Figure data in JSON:
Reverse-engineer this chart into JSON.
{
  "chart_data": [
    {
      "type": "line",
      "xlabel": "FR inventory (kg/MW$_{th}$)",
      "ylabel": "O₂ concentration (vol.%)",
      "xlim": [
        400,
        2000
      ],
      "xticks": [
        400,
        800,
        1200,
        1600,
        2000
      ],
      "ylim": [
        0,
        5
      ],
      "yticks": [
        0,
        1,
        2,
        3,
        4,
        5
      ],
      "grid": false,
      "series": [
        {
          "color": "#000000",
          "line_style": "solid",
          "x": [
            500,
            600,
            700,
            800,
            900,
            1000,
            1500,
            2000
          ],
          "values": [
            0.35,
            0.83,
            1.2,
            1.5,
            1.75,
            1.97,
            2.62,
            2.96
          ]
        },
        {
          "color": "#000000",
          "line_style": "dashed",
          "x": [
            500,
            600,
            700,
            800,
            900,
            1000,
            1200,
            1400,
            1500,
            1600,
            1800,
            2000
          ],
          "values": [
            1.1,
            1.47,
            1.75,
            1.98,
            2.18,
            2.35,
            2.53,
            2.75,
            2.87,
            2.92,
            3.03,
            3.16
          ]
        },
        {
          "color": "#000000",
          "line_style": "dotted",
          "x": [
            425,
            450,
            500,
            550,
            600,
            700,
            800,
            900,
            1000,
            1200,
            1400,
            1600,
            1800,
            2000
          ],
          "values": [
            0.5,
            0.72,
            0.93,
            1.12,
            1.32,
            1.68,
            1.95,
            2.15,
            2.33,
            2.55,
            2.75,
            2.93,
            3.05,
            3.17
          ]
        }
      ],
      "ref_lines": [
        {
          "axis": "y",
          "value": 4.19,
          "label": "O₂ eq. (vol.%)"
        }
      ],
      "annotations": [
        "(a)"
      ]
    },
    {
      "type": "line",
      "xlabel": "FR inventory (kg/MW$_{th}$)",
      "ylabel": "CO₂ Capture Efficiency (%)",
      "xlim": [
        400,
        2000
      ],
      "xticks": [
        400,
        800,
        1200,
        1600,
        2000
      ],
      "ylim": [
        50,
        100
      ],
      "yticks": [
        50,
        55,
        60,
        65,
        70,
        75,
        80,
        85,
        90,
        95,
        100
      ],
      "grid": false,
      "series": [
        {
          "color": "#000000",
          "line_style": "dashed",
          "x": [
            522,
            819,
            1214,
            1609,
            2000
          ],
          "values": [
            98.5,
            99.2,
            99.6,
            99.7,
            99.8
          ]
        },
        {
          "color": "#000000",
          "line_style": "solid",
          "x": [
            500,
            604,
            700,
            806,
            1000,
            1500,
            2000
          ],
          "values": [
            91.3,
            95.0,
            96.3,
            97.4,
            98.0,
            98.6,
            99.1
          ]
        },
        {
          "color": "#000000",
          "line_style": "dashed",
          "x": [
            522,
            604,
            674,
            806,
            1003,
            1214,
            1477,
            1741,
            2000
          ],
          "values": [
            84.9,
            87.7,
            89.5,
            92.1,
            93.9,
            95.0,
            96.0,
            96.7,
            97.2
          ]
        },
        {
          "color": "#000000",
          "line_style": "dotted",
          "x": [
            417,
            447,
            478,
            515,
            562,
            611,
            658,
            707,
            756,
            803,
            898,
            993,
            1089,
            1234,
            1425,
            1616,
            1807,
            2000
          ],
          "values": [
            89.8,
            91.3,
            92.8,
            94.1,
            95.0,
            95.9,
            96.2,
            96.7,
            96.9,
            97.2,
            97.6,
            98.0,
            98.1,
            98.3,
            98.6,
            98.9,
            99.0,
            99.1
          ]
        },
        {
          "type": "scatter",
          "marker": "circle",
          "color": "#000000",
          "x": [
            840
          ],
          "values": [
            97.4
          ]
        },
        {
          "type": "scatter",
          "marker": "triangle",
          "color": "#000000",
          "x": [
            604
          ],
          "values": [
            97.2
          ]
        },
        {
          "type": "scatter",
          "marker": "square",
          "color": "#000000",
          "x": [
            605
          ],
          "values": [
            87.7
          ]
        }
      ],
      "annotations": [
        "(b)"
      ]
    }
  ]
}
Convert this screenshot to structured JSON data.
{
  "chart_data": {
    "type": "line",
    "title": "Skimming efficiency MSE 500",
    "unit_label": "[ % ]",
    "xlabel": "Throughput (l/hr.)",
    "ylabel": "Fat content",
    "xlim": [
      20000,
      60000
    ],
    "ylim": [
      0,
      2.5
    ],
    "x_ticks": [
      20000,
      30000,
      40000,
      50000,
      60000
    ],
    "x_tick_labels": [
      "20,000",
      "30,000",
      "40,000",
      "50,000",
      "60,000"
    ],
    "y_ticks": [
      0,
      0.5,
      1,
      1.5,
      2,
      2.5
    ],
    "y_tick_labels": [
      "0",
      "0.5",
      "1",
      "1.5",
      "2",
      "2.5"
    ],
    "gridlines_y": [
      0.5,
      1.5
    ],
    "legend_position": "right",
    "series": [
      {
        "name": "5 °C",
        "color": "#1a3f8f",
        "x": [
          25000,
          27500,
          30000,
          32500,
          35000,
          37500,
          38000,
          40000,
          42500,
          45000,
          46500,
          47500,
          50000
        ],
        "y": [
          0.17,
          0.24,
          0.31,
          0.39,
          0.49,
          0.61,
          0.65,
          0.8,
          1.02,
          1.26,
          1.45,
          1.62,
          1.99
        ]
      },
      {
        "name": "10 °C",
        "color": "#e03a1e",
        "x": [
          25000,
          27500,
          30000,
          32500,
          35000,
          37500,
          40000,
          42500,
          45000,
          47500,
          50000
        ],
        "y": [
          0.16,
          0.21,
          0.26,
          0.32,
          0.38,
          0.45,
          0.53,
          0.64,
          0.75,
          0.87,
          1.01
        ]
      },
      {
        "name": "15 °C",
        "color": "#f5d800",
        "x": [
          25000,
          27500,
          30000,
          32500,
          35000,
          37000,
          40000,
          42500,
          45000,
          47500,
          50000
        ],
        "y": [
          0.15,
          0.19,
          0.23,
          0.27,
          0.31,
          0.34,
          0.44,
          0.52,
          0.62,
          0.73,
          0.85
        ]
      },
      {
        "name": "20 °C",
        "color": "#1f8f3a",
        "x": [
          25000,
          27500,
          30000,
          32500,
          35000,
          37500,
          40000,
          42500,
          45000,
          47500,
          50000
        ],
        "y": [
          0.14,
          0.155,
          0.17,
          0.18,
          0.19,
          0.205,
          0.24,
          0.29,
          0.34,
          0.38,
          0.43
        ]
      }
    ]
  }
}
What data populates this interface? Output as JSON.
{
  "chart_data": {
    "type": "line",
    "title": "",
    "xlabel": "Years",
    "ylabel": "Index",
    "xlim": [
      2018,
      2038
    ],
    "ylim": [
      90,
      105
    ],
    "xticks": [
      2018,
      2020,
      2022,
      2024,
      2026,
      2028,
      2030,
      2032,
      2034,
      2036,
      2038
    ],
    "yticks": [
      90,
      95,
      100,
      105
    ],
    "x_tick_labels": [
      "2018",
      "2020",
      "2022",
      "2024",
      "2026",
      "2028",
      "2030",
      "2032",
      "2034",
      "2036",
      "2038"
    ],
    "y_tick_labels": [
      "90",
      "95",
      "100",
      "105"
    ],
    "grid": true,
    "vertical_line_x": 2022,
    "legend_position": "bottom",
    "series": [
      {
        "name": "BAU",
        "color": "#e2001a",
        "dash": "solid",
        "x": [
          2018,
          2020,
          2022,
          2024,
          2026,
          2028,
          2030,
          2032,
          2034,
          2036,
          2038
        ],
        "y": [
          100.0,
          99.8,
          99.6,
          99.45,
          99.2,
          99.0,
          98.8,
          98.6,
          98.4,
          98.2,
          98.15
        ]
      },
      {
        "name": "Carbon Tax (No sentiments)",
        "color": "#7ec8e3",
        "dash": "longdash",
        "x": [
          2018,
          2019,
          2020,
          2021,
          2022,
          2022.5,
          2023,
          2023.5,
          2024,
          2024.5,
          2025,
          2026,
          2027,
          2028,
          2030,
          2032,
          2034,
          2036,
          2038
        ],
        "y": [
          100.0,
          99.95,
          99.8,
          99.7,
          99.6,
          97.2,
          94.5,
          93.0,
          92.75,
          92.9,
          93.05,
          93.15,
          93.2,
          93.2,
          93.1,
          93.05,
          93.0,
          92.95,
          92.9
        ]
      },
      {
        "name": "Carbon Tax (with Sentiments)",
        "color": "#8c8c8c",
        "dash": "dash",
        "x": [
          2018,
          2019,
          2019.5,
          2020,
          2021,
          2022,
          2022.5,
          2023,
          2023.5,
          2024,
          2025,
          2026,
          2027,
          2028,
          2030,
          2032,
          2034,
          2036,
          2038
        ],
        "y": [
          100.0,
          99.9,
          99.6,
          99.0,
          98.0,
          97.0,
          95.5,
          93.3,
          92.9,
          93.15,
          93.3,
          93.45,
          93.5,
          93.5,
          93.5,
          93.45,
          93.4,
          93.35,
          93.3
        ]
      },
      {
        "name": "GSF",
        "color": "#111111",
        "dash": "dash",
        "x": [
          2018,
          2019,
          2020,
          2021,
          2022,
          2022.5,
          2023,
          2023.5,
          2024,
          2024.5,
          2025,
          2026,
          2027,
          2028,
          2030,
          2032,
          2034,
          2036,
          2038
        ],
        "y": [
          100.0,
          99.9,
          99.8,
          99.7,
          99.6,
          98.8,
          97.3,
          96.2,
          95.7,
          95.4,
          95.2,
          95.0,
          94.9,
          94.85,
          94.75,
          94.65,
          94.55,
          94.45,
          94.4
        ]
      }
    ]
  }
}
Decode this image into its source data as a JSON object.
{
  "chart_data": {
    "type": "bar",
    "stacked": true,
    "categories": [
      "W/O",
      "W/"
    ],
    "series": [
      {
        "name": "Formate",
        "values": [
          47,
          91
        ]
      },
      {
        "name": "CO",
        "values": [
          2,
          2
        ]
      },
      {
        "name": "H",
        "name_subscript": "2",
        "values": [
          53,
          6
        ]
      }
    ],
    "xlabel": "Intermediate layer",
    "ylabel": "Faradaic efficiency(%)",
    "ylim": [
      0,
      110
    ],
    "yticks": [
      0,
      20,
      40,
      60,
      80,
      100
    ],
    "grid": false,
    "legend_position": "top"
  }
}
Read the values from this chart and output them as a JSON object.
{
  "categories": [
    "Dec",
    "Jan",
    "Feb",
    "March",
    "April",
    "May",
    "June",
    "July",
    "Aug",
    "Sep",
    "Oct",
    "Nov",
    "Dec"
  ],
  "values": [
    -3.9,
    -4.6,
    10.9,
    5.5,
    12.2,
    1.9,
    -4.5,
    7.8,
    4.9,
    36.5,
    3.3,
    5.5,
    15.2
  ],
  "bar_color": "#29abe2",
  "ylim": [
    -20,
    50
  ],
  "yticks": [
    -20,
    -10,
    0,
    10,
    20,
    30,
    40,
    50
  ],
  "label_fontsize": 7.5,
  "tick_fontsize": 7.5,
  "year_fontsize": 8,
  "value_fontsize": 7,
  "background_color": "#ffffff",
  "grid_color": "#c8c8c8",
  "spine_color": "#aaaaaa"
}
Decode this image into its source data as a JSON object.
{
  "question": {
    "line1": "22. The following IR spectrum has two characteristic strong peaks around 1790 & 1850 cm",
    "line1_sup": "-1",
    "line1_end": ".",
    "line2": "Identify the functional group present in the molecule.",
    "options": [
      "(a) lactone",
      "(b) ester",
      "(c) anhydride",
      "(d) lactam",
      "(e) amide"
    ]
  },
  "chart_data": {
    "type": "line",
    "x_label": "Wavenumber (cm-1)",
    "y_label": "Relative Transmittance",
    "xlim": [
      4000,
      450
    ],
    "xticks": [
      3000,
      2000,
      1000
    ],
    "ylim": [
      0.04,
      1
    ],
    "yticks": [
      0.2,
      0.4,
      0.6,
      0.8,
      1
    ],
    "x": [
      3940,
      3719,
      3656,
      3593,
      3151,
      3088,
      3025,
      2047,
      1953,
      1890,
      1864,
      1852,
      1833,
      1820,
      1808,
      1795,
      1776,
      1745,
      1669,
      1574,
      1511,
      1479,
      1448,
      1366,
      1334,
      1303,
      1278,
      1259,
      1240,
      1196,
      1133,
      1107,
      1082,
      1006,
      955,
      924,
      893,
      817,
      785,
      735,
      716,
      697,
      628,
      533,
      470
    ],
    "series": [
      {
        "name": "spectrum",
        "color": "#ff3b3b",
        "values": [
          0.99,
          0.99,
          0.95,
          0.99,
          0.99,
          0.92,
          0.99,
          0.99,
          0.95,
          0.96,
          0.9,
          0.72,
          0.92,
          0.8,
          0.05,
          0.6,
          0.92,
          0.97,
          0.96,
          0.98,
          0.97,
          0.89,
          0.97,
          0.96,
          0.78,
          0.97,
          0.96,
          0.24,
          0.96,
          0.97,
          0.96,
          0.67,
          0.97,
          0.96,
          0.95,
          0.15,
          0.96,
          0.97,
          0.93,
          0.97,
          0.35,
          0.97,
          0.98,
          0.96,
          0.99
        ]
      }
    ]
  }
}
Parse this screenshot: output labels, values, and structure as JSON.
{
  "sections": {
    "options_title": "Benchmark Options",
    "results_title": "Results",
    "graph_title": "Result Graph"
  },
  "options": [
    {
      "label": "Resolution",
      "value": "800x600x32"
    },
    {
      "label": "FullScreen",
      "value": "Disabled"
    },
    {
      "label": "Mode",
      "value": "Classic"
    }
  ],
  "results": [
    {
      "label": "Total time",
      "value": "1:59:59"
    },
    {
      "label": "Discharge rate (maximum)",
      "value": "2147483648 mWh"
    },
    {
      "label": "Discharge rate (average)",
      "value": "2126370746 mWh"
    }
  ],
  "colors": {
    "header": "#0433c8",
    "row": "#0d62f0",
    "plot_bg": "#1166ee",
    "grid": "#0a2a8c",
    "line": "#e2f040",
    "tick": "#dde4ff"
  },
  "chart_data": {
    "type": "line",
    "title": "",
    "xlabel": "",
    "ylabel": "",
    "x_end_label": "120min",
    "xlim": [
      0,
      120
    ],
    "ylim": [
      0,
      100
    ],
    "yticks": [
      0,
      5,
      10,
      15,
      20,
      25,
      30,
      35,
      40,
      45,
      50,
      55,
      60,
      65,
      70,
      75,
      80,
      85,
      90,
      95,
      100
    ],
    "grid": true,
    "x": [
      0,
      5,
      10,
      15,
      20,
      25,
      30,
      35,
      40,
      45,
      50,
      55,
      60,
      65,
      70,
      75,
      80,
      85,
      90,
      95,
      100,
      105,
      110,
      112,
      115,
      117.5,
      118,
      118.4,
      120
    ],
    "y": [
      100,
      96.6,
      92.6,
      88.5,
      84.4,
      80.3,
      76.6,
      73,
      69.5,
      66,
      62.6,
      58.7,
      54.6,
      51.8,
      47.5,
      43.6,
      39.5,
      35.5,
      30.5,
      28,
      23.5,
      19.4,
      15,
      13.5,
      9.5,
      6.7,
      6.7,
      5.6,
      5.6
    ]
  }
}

[Task objective]:
Which lines of the data include "Carbon"? Copy each of them.

[Answer to the problem]:
        "name": "Carbon Tax (No sentiments)",
        "name": "Carbon Tax (with Sentiments)",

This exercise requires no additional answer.